> _THE REQUEST_:
Exactly repeat the full listing that follows.

> _AVAILABLE RECORDS_:
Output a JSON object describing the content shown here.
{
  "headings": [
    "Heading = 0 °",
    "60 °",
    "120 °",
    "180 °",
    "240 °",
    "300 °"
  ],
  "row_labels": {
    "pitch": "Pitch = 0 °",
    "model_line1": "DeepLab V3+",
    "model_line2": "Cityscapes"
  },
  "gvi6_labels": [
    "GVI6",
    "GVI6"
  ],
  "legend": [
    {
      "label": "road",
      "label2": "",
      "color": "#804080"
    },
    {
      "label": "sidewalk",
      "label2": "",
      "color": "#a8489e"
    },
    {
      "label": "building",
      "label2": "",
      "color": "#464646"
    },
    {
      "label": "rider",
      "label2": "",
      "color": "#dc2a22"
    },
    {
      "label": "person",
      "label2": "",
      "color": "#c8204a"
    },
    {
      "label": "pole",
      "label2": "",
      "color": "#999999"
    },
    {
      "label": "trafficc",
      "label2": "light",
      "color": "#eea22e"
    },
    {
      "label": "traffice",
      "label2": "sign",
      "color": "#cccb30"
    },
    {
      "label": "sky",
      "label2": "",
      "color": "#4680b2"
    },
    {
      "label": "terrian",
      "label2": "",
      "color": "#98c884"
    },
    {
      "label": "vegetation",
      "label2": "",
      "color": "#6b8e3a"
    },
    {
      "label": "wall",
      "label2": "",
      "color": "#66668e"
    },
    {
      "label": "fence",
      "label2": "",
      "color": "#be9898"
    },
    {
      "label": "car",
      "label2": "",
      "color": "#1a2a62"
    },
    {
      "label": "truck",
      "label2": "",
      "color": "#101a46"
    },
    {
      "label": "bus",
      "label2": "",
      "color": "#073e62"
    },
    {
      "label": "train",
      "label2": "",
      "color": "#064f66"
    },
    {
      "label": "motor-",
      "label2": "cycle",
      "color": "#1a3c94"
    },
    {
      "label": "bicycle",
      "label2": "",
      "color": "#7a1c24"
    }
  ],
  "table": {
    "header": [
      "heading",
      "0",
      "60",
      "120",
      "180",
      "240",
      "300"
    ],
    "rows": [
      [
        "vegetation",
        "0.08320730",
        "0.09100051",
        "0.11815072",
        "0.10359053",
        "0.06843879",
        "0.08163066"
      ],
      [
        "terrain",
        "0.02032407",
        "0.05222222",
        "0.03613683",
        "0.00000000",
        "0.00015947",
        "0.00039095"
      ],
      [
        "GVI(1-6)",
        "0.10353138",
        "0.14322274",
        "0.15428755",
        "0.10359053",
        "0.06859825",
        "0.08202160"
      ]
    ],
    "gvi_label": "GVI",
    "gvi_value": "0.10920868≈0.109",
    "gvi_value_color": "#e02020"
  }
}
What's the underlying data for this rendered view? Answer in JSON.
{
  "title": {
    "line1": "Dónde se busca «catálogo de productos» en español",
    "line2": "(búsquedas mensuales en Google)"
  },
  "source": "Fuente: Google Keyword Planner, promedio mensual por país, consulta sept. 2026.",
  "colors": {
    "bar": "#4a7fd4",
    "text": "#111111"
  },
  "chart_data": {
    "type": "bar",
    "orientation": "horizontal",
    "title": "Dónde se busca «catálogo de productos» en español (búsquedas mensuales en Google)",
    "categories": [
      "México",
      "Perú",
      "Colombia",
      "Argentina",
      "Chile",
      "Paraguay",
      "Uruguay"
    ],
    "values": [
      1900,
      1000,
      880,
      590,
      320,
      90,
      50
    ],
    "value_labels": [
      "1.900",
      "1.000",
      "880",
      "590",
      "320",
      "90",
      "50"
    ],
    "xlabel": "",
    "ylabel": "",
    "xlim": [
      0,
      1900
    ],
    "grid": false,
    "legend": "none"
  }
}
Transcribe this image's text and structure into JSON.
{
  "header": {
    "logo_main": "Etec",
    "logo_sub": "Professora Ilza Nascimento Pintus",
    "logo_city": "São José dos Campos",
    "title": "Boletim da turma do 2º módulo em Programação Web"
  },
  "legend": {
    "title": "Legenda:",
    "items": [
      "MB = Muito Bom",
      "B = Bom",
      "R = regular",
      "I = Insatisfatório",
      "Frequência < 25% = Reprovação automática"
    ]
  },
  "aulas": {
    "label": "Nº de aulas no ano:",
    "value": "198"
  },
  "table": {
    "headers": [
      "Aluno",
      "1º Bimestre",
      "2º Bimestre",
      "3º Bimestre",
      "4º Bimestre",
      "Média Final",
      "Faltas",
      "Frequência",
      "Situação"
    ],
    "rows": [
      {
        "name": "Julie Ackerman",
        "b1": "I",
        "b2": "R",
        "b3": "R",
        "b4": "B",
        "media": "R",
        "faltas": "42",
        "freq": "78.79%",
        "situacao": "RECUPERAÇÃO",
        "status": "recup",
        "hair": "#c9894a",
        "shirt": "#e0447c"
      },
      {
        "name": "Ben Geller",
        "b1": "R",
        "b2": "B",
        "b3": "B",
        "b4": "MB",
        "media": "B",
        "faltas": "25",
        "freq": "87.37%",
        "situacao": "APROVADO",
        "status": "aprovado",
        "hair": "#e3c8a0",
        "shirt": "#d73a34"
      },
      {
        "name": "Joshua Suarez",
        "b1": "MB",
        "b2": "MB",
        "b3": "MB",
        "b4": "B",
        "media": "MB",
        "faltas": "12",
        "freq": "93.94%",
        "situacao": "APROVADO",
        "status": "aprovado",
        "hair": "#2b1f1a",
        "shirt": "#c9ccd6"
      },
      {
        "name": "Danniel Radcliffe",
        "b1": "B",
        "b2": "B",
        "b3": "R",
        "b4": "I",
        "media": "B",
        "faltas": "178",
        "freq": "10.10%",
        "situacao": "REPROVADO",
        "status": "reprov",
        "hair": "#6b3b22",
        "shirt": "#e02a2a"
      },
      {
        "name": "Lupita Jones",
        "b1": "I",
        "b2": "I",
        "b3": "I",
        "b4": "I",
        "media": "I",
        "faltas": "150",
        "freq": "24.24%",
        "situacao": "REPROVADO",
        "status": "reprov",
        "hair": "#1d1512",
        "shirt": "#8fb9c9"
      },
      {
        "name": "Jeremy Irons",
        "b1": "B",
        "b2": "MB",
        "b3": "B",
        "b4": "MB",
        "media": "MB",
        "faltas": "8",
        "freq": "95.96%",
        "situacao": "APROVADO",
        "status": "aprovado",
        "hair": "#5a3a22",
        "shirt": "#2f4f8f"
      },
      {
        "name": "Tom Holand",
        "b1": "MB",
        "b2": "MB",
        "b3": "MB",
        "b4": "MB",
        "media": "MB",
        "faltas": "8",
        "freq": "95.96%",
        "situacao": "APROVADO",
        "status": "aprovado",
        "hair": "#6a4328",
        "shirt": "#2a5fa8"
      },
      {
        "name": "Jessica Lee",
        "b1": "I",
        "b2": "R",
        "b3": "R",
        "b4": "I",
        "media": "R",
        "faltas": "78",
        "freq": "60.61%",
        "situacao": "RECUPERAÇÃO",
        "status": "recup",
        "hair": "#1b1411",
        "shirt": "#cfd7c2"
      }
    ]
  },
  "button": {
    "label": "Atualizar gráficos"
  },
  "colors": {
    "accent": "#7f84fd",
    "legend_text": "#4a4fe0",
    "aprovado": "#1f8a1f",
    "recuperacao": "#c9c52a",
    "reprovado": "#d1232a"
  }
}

> _ANSWER TO THE PROBLEM_:
Output a JSON object describing the content shown here.
{
  "headings": [
    "Heading = 0 °",
    "60 °",
    "120 °",
    "180 °",
    "240 °",
    "300 °"
  ],
  "row_labels": {
    "pitch": "Pitch = 0 °",
    "model_line1": "DeepLab V3+",
    "model_line2": "Cityscapes"
  },
  "gvi6_labels": [
    "GVI6",
    "GVI6"
  ],
  "legend": [
    {
      "label": "road",
      "label2": "",
      "color": "#804080"
    },
    {
      "label": "sidewalk",
      "label2": "",
      "color": "#a8489e"
    },
    {
      "label": "building",
      "label2": "",
      "color": "#464646"
    },
    {
      "label": "rider",
      "label2": "",
      "color": "#dc2a22"
    },
    {
      "label": "person",
      "label2": "",
      "color": "#c8204a"
    },
    {
      "label": "pole",
      "label2": "",
      "color": "#999999"
    },
    {
      "label": "trafficc",
      "label2": "light",
      "color": "#eea22e"
    },
    {
      "label": "traffice",
      "label2": "sign",
      "color": "#cccb30"
    },
    {
      "label": "sky",
      "label2": "",
      "color": "#4680b2"
    },
    {
      "label": "terrian",
      "label2": "",
      "color": "#98c884"
    },
    {
      "label": "vegetation",
      "label2": "",
      "color": "#6b8e3a"
    },
    {
      "label": "wall",
      "label2": "",
      "color": "#66668e"
    },
    {
      "label": "fence",
      "label2": "",
      "color": "#be9898"
    },
    {
      "label": "car",
      "label2": "",
      "color": "#1a2a62"
    },
    {
      "label": "truck",
      "label2": "",
      "color": "#101a46"
    },
    {
      "label": "bus",
      "label2": "",
      "color": "#073e62"
    },
    {
      "label": "train",
      "label2": "",
      "color": "#064f66"
    },
    {
      "label": "motor-",
      "label2": "cycle",
      "color": "#1a3c94"
    },
    {
      "label": "bicycle",
      "label2": "",
      "color": "#7a1c24"
    }
  ],
  "table": {
    "header": [
      "heading",
      "0",
      "60",
      "120",
      "180",
      "240",
      "300"
    ],
    "rows": [
      [
        "vegetation",
        "0.08320730",
        "0.09100051",
        "0.11815072",
        "0.10359053",
        "0.06843879",
        "0.08163066"
      ],
      [
        "terrain",
        "0.02032407",
        "0.05222222",
        "0.03613683",
        "0.00000000",
        "0.00015947",
        "0.00039095"
      ],
      [
        "GVI(1-6)",
        "0.10353138",
        "0.14322274",
        "0.15428755",
        "0.10359053",
        "0.06859825",
        "0.08202160"
      ]
    ],
    "gvi_label": "GVI",
    "gvi_value": "0.10920868≈0.109",
    "gvi_value_color": "#e02020"
  }
}
What's the underlying data for this rendered view? Answer in JSON.
{
  "title": {
    "line1": "Dónde se busca «catálogo de productos» en español",
    "line2": "(búsquedas mensuales en Google)"
  },
  "source": "Fuente: Google Keyword Planner, promedio mensual por país, consulta sept. 2026.",
  "colors": {
    "bar": "#4a7fd4",
    "text": "#111111"
  },
  "chart_data": {
    "type": "bar",
    "orientation": "horizontal",
    "title": "Dónde se busca «catálogo de productos» en español (búsquedas mensuales en Google)",
    "categories": [
      "México",
      "Perú",
      "Colombia",
      "Argentina",
      "Chile",
      "Paraguay",
      "Uruguay"
    ],
    "values": [
      1900,
      1000,
      880,
      590,
      320,
      90,
      50
    ],
    "value_labels": [
      "1.900",
      "1.000",
      "880",
      "590",
      "320",
      "90",
      "50"
    ],
    "xlabel": "",
    "ylabel": "",
    "xlim": [
      0,
      1900
    ],
    "grid": false,
    "legend": "none"
  }
}
Transcribe this image's text and structure into JSON.
{
  "header": {
    "logo_main": "Etec",
    "logo_sub": "Professora Ilza Nascimento Pintus",
    "logo_city": "São José dos Campos",
    "title": "Boletim da turma do 2º módulo em Programação Web"
  },
  "legend": {
    "title": "Legenda:",
    "items": [
      "MB = Muito Bom",
      "B = Bom",
      "R = regular",
      "I = Insatisfatório",
      "Frequência < 25% = Reprovação automática"
    ]
  },
  "aulas": {
    "label": "Nº de aulas no ano:",
    "value": "198"
  },
  "table": {
    "headers": [
      "Aluno",
      "1º Bimestre",
      "2º Bimestre",
      "3º Bimestre",
      "4º Bimestre",
      "Média Final",
      "Faltas",
      "Frequência",
      "Situação"
    ],
    "rows": [
      {
        "name": "Julie Ackerman",
        "b1": "I",
        "b2": "R",
        "b3": "R",
        "b4": "B",
        "media": "R",
        "faltas": "42",
        "freq": "78.79%",
        "situacao": "RECUPERAÇÃO",
        "status": "recup",
        "hair": "#c9894a",
        "shirt": "#e0447c"
      },
      {
        "name": "Ben Geller",
        "b1": "R",
        "b2": "B",
        "b3": "B",
        "b4": "MB",
        "media": "B",
        "faltas": "25",
        "freq": "87.37%",
        "situacao": "APROVADO",
        "status": "aprovado",
        "hair": "#e3c8a0",
        "shirt": "#d73a34"
      },
      {
        "name": "Joshua Suarez",
        "b1": "MB",
        "b2": "MB",
        "b3": "MB",
        "b4": "B",
        "media": "MB",
        "faltas": "12",
        "freq": "93.94%",
        "situacao": "APROVADO",
        "status": "aprovado",
        "hair": "#2b1f1a",
        "shirt": "#c9ccd6"
      },
      {
        "name": "Danniel Radcliffe",
        "b1": "B",
        "b2": "B",
        "b3": "R",
        "b4": "I",
        "media": "B",
        "faltas": "178",
        "freq": "10.10%",
        "situacao": "REPROVADO",
        "status": "reprov",
        "hair": "#6b3b22",
        "shirt": "#e02a2a"
      },
      {
        "name": "Lupita Jones",
        "b1": "I",
        "b2": "I",
        "b3": "I",
        "b4": "I",
        "media": "I",
        "faltas": "150",
        "freq": "24.24%",
        "situacao": "REPROVADO",
        "status": "reprov",
        "hair": "#1d1512",
        "shirt": "#8fb9c9"
      },
      {
        "name": "Jeremy Irons",
        "b1": "B",
        "b2": "MB",
        "b3": "B",
        "b4": "MB",
        "media": "MB",
        "faltas": "8",
        "freq": "95.96%",
        "situacao": "APROVADO",
        "status": "aprovado",
        "hair": "#5a3a22",
        "shirt": "#2f4f8f"
      },
      {
        "name": "Tom Holand",
        "b1": "MB",
        "b2": "MB",
        "b3": "MB",
        "b4": "MB",
        "media": "MB",
        "faltas": "8",
        "freq": "95.96%",
        "situacao": "APROVADO",
        "status": "aprovado",
        "hair": "#6a4328",
        "shirt": "#2a5fa8"
      },
      {
        "name": "Jessica Lee",
        "b1": "I",
        "b2": "R",
        "b3": "R",
        "b4": "I",
        "media": "R",
        "faltas": "78",
        "freq": "60.61%",
        "situacao": "RECUPERAÇÃO",
        "status": "recup",
        "hair": "#1b1411",
        "shirt": "#cfd7c2"
      }
    ]
  },
  "button": {
    "label": "Atualizar gráficos"
  },
  "colors": {
    "accent": "#7f84fd",
    "legend_text": "#4a4fe0",
    "aprovado": "#1f8a1f",
    "recuperacao": "#c9c52a",
    "reprovado": "#d1232a"
  }
}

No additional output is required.